REQUIREMENTS: Search the data below for "JSON"; list each line that holds it.

ITEMS:
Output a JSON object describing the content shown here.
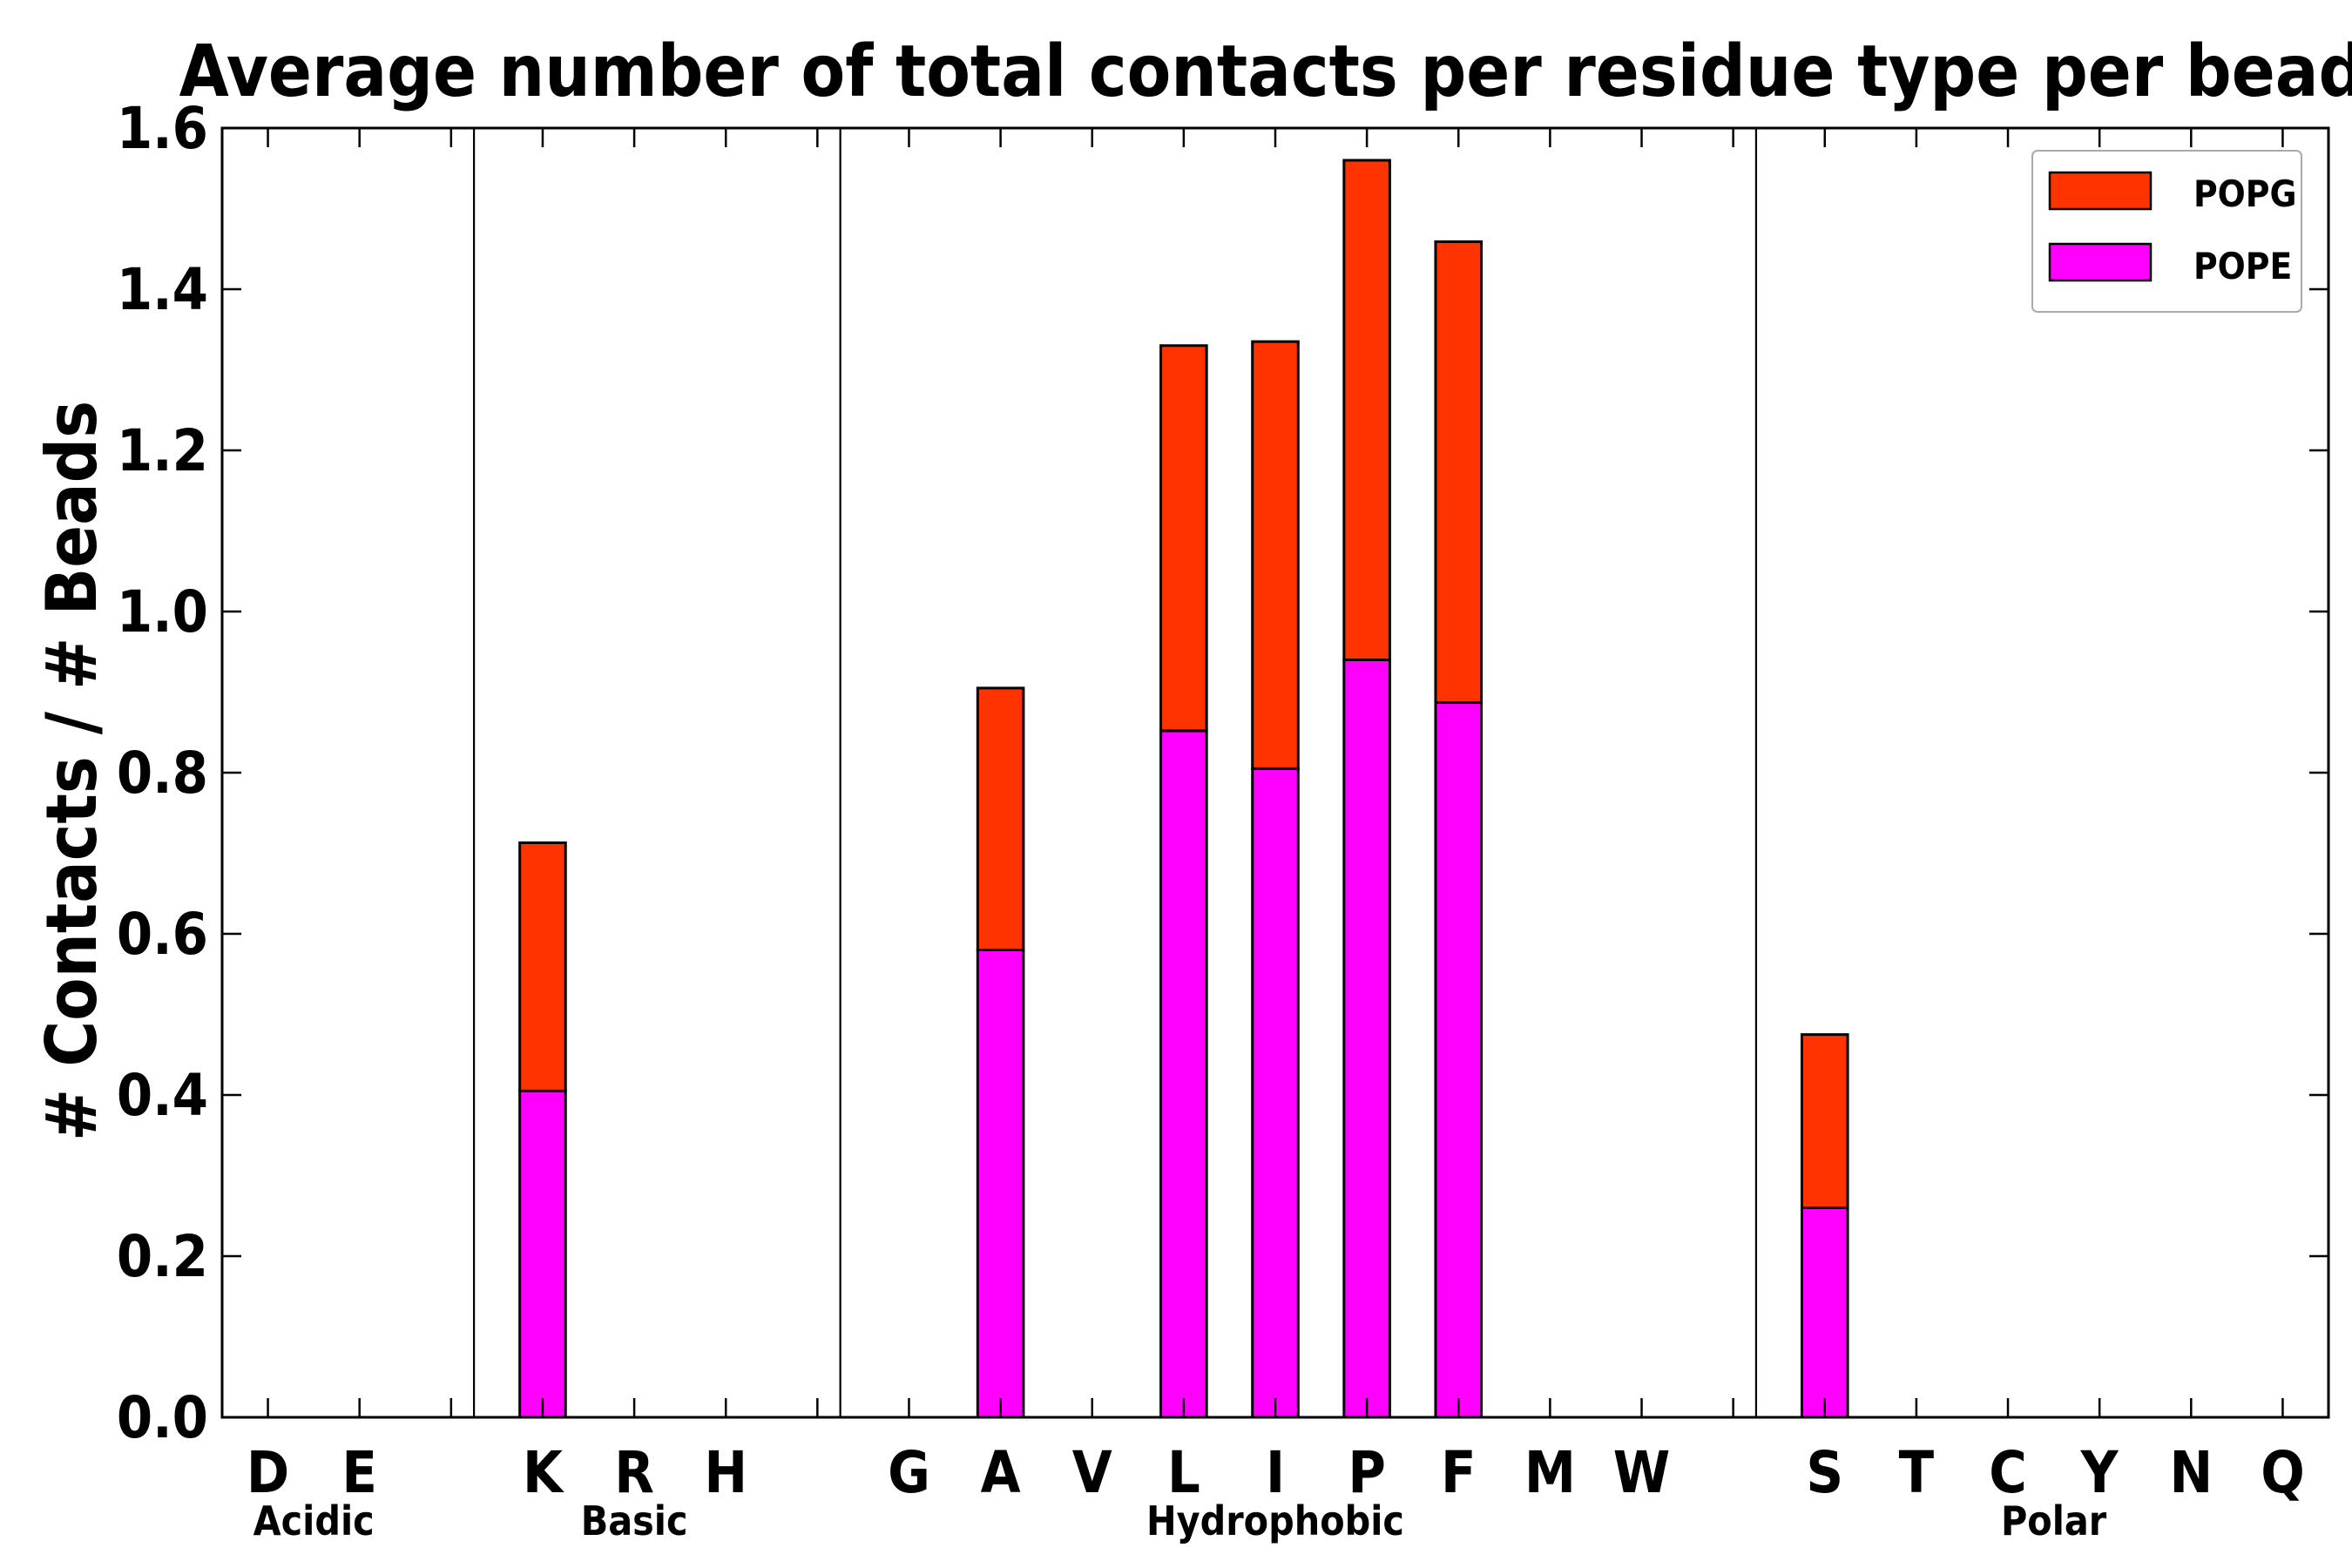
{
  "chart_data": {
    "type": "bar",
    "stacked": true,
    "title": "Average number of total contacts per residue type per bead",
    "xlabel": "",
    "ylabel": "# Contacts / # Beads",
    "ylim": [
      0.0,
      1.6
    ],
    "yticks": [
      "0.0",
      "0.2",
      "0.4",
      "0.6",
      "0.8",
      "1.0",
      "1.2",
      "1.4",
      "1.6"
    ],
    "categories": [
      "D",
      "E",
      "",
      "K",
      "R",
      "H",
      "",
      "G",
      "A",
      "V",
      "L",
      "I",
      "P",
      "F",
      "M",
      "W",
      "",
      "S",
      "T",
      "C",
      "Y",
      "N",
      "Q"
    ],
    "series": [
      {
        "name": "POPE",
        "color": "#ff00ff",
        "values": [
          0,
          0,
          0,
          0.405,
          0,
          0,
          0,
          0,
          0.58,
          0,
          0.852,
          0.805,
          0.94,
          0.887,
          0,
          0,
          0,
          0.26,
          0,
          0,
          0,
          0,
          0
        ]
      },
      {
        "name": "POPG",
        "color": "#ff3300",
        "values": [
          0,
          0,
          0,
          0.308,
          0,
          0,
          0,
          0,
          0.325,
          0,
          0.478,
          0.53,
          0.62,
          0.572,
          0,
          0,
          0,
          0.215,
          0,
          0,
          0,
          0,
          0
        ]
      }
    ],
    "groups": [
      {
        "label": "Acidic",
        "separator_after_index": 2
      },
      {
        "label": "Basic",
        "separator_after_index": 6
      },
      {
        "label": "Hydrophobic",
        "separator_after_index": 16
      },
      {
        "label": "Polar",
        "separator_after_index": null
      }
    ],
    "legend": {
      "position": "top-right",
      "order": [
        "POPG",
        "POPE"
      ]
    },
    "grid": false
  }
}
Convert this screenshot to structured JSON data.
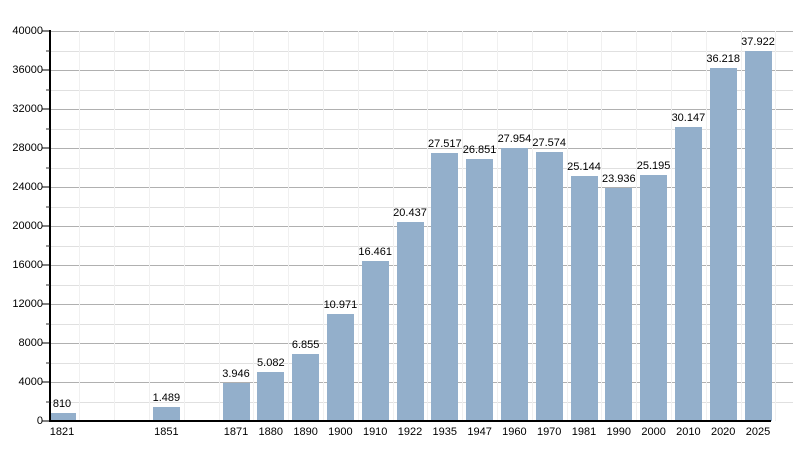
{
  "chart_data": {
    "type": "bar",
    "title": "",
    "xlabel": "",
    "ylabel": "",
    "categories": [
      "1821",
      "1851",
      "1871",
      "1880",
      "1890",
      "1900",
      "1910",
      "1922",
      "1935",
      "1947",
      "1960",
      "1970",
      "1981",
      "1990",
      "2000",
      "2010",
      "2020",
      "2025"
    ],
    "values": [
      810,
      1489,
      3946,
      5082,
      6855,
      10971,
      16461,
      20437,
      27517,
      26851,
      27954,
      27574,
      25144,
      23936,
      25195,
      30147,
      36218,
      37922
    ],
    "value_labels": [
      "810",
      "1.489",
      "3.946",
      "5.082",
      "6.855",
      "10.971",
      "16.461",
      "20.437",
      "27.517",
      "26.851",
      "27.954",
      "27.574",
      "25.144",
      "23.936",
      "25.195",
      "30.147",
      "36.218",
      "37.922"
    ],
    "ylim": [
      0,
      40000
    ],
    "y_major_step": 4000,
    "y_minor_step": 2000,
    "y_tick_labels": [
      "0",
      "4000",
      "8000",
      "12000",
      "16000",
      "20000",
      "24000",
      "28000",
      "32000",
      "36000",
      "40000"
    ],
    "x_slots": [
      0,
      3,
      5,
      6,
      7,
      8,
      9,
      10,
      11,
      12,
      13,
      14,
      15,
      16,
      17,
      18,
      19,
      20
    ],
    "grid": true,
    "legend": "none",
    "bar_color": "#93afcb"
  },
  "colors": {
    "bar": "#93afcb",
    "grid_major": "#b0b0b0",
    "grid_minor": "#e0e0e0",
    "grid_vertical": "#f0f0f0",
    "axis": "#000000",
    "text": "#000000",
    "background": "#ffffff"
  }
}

FINISHED EXERCISE:
Output a JSON object describing the content shown here.
Convert this screenshot to structured JSON data.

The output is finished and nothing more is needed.